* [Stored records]
=-=-=-=-=
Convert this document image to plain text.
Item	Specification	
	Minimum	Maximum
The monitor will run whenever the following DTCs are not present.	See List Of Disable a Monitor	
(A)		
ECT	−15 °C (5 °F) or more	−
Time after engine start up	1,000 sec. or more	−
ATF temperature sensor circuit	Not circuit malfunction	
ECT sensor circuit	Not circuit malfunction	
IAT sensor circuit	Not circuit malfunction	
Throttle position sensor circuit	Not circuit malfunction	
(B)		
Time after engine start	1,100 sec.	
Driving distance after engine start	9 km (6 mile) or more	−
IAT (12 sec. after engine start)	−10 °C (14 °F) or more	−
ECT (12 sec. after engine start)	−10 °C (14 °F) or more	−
=-=-=-=-=
* [Do this] All of the data needs to be printed once more, exactly.

* [The result]
Convert this document image to plain text.
Item	Specification	
	Minimum	Maximum
The monitor will run whenever the following DTCs are not present.	See List Of Disable a Monitor	
(A)		
ECT	−15 °C (5 °F) or more	−
Time after engine start up	1,000 sec. or more	−
ATF temperature sensor circuit	Not circuit malfunction	
ECT sensor circuit	Not circuit malfunction	
IAT sensor circuit	Not circuit malfunction	
Throttle position sensor circuit	Not circuit malfunction	
(B)		
Time after engine start	1,100 sec.	
Driving distance after engine start	9 km (6 mile) or more	−
IAT (12 sec. after engine start)	−10 °C (14 °F) or more	−
ECT (12 sec. after engine start)	−10 °C (14 °F) or more	−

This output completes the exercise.